▸ **GIVEN EXERCISE**: Only the number is wanted: count the lines that include the word "panel".

▸ **DATA LISTING**:
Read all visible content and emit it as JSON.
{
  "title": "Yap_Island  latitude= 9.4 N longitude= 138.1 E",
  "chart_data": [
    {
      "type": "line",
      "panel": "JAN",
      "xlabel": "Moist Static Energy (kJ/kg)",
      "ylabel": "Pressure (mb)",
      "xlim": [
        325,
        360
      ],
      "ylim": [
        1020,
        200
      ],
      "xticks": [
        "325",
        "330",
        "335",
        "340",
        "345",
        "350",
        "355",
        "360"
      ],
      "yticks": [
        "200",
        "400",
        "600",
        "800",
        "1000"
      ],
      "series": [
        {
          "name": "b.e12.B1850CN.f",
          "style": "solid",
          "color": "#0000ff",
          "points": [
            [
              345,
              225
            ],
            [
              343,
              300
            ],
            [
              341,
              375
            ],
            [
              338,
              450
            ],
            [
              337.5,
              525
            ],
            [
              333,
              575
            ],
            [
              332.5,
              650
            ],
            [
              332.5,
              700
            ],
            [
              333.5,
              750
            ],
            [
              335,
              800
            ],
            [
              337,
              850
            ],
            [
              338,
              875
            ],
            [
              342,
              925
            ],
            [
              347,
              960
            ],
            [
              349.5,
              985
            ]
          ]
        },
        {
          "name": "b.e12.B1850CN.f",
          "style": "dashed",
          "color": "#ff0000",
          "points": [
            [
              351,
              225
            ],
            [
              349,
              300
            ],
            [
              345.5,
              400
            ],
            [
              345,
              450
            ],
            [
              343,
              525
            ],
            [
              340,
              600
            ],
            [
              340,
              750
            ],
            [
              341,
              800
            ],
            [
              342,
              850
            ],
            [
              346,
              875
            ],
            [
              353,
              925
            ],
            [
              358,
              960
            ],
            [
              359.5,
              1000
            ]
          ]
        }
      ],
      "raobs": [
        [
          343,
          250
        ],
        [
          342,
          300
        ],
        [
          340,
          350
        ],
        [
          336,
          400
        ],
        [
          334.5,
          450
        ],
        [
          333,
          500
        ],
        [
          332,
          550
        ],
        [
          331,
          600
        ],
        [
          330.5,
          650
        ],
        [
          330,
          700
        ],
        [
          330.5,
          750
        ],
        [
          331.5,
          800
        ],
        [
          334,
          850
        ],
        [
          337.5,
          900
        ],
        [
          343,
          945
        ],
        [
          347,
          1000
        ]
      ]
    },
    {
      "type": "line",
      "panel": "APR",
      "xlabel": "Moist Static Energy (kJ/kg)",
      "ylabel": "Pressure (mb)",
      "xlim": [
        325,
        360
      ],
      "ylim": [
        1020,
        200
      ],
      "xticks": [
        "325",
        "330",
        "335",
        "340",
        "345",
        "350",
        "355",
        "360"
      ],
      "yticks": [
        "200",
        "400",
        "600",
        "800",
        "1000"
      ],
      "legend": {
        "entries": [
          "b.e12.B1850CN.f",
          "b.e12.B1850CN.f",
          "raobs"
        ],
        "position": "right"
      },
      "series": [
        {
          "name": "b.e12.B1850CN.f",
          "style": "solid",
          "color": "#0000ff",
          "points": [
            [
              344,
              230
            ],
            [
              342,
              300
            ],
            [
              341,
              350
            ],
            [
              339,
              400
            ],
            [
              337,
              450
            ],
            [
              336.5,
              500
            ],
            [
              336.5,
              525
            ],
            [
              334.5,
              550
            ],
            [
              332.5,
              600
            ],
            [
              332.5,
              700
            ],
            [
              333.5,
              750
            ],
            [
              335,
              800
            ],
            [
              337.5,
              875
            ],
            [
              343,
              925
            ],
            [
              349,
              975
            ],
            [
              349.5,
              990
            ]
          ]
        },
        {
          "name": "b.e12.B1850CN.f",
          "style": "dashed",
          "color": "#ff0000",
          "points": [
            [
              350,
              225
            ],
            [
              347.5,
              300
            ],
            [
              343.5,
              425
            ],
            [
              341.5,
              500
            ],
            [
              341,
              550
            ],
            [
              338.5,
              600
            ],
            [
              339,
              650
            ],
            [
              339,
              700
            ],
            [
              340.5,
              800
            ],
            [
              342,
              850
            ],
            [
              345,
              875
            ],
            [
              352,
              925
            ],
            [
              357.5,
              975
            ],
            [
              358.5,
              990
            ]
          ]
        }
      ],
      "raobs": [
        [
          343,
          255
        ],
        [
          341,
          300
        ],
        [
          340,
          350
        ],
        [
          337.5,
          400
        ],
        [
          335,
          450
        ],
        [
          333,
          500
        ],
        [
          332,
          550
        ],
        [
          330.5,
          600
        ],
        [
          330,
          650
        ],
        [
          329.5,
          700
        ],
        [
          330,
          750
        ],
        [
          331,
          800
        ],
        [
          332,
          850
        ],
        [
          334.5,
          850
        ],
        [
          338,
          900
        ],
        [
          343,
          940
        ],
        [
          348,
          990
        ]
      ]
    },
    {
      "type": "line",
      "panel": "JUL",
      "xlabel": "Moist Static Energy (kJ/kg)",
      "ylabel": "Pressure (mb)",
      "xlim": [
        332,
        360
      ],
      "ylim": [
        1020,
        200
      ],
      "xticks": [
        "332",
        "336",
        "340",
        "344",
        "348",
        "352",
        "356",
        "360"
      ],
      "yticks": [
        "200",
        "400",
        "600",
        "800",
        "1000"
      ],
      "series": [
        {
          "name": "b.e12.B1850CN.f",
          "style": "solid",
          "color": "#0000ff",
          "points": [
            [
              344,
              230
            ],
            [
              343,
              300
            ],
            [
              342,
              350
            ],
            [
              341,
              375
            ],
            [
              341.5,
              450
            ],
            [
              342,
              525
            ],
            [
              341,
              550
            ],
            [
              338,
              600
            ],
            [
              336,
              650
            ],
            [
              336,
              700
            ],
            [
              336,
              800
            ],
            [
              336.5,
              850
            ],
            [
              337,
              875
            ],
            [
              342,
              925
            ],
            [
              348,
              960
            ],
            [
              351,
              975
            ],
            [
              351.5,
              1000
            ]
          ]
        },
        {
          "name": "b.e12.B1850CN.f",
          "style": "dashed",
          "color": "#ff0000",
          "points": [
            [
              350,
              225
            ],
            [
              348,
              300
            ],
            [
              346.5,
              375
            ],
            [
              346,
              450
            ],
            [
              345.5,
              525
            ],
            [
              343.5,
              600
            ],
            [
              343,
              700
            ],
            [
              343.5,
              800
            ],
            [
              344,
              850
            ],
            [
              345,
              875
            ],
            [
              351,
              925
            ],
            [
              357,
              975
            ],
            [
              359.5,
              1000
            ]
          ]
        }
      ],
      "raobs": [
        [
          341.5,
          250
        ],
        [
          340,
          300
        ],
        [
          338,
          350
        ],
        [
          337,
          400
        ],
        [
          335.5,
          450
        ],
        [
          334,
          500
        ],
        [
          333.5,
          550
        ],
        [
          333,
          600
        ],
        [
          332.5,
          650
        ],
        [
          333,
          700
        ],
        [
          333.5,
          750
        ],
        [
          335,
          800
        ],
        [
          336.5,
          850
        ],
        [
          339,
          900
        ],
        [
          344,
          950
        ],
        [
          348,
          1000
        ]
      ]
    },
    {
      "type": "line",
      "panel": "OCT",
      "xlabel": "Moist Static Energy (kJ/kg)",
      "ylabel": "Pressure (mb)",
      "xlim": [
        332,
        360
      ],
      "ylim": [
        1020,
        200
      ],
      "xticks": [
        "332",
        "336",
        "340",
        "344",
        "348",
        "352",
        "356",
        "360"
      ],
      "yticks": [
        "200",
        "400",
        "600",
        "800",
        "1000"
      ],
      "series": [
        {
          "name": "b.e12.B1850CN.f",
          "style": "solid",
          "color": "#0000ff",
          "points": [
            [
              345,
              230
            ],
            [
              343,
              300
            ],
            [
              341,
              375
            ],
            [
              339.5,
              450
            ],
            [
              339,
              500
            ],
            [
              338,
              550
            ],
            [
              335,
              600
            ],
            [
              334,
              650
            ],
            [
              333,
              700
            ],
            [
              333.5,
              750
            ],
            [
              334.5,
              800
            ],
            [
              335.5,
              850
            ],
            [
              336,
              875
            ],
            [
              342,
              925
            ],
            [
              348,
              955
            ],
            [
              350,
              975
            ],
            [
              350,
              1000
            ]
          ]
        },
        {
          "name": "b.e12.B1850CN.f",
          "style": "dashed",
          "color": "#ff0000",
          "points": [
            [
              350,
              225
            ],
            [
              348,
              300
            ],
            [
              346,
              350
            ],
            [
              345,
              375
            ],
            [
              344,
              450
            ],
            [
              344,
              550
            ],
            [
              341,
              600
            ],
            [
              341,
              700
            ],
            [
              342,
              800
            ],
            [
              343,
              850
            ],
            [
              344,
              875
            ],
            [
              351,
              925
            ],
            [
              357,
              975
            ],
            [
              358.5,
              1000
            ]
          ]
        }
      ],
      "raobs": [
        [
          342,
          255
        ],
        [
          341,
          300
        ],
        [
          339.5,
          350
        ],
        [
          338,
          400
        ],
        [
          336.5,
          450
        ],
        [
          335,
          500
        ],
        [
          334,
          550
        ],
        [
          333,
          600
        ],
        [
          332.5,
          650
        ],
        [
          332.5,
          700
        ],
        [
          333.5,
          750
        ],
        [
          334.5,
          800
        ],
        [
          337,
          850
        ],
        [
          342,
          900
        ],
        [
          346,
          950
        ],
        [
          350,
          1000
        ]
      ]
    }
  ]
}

▸ **OUTPUT FOR THIS TASK**: 4